▶ [PROVIDED RECORDS]

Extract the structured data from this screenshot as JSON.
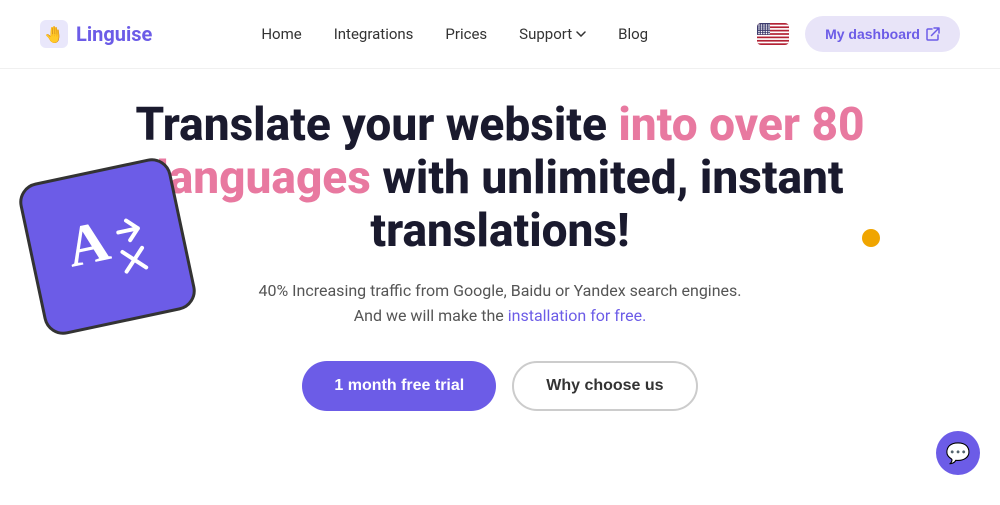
{
  "brand": {
    "name": "Linguise",
    "logo_alt": "Linguise logo"
  },
  "navbar": {
    "links": [
      {
        "label": "Home",
        "has_arrow": false
      },
      {
        "label": "Integrations",
        "has_arrow": false
      },
      {
        "label": "Prices",
        "has_arrow": false
      },
      {
        "label": "Support",
        "has_arrow": true
      },
      {
        "label": "Blog",
        "has_arrow": false
      }
    ],
    "dashboard_button": "My dashboard",
    "flag_alt": "US flag"
  },
  "hero": {
    "title_part1": "Translate your website ",
    "title_highlight": "into over 80 languages",
    "title_part2": " with unlimited, instant translations!",
    "subtitle_line1": "40% Increasing traffic from Google, Baidu or Yandex search engines.",
    "subtitle_line2": "And we will make the ",
    "subtitle_link": "installation for free.",
    "cta_primary": "1 month free trial",
    "cta_secondary": "Why choose us"
  },
  "decorative": {
    "translate_symbol": "A",
    "chat_icon": "💬"
  }
}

▶ [PROBLEM STATEMENT] Select every line above that contains the word "from", and copy it.

▶ [TASK RESPONSE]
Extract the structured data from this screenshot as JSON.
    "subtitle_line1": "40% Increasing traffic from Google, Baidu or Yandex search engines.",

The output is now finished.